>>>>

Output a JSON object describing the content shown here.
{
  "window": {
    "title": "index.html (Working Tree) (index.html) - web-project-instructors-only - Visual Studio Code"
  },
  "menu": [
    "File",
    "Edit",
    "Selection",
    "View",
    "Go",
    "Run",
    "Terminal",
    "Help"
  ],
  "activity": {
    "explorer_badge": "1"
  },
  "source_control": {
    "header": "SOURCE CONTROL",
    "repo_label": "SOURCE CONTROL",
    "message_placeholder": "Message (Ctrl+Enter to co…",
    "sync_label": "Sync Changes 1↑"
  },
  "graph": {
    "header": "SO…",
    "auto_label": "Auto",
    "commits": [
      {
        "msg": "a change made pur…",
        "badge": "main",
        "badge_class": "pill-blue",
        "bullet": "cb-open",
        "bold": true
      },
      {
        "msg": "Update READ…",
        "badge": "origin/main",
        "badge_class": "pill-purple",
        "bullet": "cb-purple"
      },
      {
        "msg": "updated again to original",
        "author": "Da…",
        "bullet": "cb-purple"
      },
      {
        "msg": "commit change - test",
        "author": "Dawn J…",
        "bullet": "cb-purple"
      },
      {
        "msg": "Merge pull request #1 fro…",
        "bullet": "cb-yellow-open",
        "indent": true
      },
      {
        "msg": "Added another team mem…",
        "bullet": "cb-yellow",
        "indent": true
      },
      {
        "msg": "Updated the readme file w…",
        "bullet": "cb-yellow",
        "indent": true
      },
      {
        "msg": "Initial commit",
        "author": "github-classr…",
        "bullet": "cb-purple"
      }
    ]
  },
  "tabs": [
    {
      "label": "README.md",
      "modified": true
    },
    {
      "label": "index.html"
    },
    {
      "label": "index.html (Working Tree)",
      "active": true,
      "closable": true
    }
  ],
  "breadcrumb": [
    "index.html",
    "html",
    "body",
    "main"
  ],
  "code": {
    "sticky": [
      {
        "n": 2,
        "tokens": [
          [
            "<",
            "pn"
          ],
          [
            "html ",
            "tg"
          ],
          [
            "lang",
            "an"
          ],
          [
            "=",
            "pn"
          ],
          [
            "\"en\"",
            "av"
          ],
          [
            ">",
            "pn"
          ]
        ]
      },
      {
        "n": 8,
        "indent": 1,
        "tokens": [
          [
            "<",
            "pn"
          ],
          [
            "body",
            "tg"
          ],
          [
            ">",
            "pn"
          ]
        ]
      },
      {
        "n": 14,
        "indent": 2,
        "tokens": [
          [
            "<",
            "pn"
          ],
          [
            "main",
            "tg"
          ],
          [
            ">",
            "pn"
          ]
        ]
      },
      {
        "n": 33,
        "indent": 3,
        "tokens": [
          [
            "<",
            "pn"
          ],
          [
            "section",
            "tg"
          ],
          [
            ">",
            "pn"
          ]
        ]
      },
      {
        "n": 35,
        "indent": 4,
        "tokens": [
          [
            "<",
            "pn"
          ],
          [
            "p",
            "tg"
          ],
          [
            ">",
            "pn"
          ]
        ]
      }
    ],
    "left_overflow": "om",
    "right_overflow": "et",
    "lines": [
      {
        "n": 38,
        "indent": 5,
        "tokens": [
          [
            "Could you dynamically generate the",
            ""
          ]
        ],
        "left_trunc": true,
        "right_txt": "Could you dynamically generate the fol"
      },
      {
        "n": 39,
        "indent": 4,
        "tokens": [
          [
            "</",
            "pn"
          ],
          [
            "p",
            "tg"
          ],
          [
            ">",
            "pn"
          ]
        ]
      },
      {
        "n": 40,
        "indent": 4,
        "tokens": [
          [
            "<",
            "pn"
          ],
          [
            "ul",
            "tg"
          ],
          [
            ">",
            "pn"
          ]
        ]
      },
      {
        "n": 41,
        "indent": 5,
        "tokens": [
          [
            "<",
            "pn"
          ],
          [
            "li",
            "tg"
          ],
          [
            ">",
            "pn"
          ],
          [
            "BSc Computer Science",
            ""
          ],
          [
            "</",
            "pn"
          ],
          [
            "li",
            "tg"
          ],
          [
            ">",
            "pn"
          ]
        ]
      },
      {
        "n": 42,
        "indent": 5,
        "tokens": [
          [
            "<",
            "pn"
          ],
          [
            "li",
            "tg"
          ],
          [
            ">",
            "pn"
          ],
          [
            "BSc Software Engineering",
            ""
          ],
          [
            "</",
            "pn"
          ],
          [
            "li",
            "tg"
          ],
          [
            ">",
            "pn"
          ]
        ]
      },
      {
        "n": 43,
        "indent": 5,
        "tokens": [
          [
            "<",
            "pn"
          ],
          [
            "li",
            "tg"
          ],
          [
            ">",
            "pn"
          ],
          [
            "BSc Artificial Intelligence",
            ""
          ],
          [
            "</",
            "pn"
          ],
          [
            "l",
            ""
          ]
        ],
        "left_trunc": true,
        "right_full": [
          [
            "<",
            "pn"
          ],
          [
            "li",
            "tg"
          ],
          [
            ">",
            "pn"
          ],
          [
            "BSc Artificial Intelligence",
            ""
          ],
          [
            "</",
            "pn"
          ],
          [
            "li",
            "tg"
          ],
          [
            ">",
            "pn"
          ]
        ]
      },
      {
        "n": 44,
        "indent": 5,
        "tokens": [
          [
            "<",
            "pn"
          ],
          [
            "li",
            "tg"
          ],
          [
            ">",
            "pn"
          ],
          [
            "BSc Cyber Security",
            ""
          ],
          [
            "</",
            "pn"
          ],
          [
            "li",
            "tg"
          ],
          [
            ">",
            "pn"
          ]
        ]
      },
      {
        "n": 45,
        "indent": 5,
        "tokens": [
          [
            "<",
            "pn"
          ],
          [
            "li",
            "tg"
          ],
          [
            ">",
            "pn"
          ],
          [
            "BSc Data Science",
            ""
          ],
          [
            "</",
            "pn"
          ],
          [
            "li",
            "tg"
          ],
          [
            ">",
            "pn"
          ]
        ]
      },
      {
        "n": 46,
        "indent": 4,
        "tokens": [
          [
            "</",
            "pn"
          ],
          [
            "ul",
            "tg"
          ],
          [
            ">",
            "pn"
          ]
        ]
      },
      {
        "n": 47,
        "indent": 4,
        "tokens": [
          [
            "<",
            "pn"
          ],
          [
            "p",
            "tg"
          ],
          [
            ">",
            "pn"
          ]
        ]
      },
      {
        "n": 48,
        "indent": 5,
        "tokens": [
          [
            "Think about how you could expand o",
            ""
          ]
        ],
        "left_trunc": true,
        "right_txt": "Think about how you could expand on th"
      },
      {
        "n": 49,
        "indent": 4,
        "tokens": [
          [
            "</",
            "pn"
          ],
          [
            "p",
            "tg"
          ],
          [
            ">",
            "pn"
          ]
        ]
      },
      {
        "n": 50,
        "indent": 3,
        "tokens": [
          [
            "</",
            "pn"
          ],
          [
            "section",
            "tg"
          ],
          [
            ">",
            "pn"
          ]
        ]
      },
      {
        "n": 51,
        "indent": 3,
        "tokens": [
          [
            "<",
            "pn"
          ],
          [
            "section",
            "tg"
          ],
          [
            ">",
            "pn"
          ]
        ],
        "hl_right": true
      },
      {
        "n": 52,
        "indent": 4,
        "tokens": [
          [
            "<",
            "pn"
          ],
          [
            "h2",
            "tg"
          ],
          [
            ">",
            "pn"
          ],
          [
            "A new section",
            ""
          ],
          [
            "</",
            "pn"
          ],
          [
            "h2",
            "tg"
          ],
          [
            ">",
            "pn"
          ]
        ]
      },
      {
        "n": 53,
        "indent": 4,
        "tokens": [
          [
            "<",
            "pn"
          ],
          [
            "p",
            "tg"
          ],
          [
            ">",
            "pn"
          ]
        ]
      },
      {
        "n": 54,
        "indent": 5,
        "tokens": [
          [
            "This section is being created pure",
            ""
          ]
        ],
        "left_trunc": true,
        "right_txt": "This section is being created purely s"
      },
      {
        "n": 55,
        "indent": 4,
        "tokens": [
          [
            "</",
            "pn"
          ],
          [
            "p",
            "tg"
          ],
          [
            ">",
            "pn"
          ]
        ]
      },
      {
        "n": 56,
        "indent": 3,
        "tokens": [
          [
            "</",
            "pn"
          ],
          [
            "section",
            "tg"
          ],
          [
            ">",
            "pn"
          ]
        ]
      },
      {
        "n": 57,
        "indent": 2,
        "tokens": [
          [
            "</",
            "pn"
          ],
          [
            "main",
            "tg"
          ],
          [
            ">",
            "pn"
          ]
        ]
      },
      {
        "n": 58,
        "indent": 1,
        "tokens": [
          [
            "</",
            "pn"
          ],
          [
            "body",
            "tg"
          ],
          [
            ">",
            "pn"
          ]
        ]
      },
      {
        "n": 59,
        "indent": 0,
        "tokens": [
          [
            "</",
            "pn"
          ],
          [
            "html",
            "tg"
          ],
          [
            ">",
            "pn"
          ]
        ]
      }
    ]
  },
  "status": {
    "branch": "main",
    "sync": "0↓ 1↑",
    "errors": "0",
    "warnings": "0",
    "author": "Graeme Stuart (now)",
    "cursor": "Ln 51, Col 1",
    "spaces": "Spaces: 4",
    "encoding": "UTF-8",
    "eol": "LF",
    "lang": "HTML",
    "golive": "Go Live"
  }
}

<<<<

YOUR GOAL:
Count how many lines in the data above hold the string "index", and give the number with no other words.

SOLUTION FOR THIS TASK:
4